Consigne 1
Transforme en liste numérotée les lignes des données, depuis le début jusqu'à la ligne contenant « bar-state (760, 249, 819, 688) » incluse, sans les lignes vides.

-*-*-

La stratégie de Washington

Revenons à notre narration. En 2001, Washington avait fini par s’intoxiquer et se persuader d’une pénurie imminente de sources d’énergie. Le Groupe de travail, présidé par Dick Cheney, sur le Développement de la politique énergétique nationale (NEPD) avait auditionné tous les responsables privés et publics de l’approvisionnement en hydrocarbures. Ayant rencontré à l’époque le secrétaire général de cet organisme, que le Washington Post qualifiait de «  société secrète  » [1], j’ai été impressionné par sa détermination et par ses plans pour faire face à la pénurie. De sorte que, ne connaissant rien à cette question, j’ai adhéré un moment à cette vision malthusienne.

Quoi qu’il en soit, Washington en conclut qu’il lui fallait s’emparer au plus vite des réserves connues de pétrole et de gaz pour continuer à assurer le fonctionnement de son économie. Cette politique sera abandonnée lorsque l’élite US constatera la possibilité d’exploiter d’autres formes de pétrole que le crude oil saoudien, le pétrole texan ou celui de la mer du Nord. En prenant le contrôle de Pemex [2], les États-Unis s’empareront des réserves du Golfe du Mexique et proclameront leur indépendance énergétique en masquant leur forfait derrière la promotion du pétrole et du gaz de schiste. Aujourd’hui, contredisant les prévisions de Dick Cheney, l’offre de pétrole n’a jamais été aussi importante et reste bon marché.

Pour contrôler le «  Proche-Orient élargi  », le Pentagone exige de disposer de toute latitude et de distinguer son objectif stratégique des desiderata des compagnies pétrolières. S’appuyant sur des travaux britanniques et israéliens, il envisage de remodeler la région, c’est-à-dire de bouleverser les frontières héritées des Empires européens, de supprimer les grands États capables de lui résister et de créer de petits États ethniquement homogènes. Outre qu’il s’agit d’un projet de domination, ce plan traite l’ensemble de la région sans tenir compte des spécificités locales. Si les populations sont parfois géographiquement distinctes, elles sont aussi totalement imbriquées, rendant illusoire leur séparation sauf à conduire de vastes massacres.

Selon la doctrine Rumsfeld/Cebrowski, il ne faut plus gagner de guerres. La stabilité est l’ennemi des États-Unis. C’est pourquoi les guerres d’Afghanistan, d’Iraq, de Libye et de Syrie, qui devaient être gagnées en quelques semaines se poursuivent toujours.

-*-*-

Consigne 2
Réponds à ces questions sur le texte consacré à la stratégie de Washington :
(a) Qui présidait le Groupe de travail sur le Développement de la politique énergétique nationale ?
(b) En prenant le contrôle de quelle entreprise les États-Unis s'empareront-ils des réserves du Golfe du Mexique ?
(c) Selon la doctrine Rumsfeld/Cebrowski, qu'est-ce qui est l'ennemi des États-Unis ?

[Entrées du jeu de données de mise en page]
-*-*-

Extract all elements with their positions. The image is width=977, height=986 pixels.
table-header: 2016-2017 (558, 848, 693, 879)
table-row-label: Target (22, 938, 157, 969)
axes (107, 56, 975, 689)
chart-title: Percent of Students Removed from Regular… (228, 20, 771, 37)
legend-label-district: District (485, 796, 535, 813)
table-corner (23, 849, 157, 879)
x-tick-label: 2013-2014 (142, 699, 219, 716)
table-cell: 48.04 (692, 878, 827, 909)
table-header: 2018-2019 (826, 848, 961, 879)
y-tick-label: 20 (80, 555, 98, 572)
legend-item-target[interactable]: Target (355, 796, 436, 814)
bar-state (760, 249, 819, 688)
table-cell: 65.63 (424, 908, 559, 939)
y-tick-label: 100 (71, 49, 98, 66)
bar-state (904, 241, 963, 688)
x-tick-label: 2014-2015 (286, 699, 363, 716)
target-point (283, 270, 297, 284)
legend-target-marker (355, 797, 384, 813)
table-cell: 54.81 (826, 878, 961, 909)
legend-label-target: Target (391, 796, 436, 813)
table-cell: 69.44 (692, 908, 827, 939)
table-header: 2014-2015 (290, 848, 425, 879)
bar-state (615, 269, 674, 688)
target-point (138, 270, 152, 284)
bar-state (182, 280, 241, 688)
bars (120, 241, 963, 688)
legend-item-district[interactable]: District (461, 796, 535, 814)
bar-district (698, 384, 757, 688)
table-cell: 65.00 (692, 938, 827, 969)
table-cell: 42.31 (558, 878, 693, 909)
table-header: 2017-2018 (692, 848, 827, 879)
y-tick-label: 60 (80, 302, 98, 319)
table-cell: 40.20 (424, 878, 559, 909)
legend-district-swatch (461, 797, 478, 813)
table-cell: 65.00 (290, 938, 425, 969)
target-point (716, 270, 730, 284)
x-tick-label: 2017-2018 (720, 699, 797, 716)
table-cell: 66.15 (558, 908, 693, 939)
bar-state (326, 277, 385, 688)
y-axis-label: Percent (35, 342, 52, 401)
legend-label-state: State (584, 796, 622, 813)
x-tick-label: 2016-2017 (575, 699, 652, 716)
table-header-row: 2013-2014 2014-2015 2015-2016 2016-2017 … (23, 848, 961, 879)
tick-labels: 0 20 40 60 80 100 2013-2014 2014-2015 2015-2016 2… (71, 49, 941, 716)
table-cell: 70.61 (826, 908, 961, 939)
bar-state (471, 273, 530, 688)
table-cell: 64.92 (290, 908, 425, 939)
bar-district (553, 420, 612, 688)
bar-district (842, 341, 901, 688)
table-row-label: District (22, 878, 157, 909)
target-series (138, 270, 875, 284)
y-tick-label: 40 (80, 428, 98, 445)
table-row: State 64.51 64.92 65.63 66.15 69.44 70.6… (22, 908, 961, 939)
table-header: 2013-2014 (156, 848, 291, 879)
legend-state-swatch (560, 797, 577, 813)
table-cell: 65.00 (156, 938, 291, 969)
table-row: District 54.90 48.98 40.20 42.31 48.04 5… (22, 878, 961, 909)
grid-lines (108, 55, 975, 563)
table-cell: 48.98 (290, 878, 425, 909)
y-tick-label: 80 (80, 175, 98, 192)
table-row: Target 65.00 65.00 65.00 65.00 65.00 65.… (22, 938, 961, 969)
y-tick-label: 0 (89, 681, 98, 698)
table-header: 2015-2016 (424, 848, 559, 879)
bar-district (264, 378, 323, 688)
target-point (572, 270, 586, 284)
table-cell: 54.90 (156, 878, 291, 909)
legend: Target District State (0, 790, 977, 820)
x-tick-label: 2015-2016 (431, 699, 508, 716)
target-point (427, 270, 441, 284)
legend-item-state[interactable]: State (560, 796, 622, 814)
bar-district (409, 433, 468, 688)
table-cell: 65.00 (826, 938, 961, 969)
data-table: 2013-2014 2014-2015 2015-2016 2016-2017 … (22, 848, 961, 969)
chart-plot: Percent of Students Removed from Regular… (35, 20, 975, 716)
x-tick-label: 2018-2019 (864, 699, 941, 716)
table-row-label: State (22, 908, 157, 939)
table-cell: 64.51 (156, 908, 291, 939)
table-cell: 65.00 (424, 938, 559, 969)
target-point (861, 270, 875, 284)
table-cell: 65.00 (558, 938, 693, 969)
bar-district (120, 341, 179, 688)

-*-*-

Réponse complète 1
1. Extract all elements with their positions. The image is width=977, height=986 pixels.
2. table-header: 2016-2017 (558, 848, 693, 879)
3. table-row-label: Target (22, 938, 157, 969)
4. axes (107, 56, 975, 689)
5. chart-title: Percent of Students Removed from Regular… (228, 20, 771, 37)
6. legend-label-district: District (485, 796, 535, 813)
7. table-corner (23, 849, 157, 879)
8. x-tick-label: 2013-2014 (142, 699, 219, 716)
9. table-cell: 48.04 (692, 878, 827, 909)
10. table-header: 2018-2019 (826, 848, 961, 879)
11. y-tick-label: 20 (80, 555, 98, 572)
12. legend-item-target[interactable]: Target (355, 796, 436, 814)
13. bar-state (760, 249, 819, 688)

Réponse complète 2
(a) Dick Cheney.
(b) Pemex.
(c) La stabilité.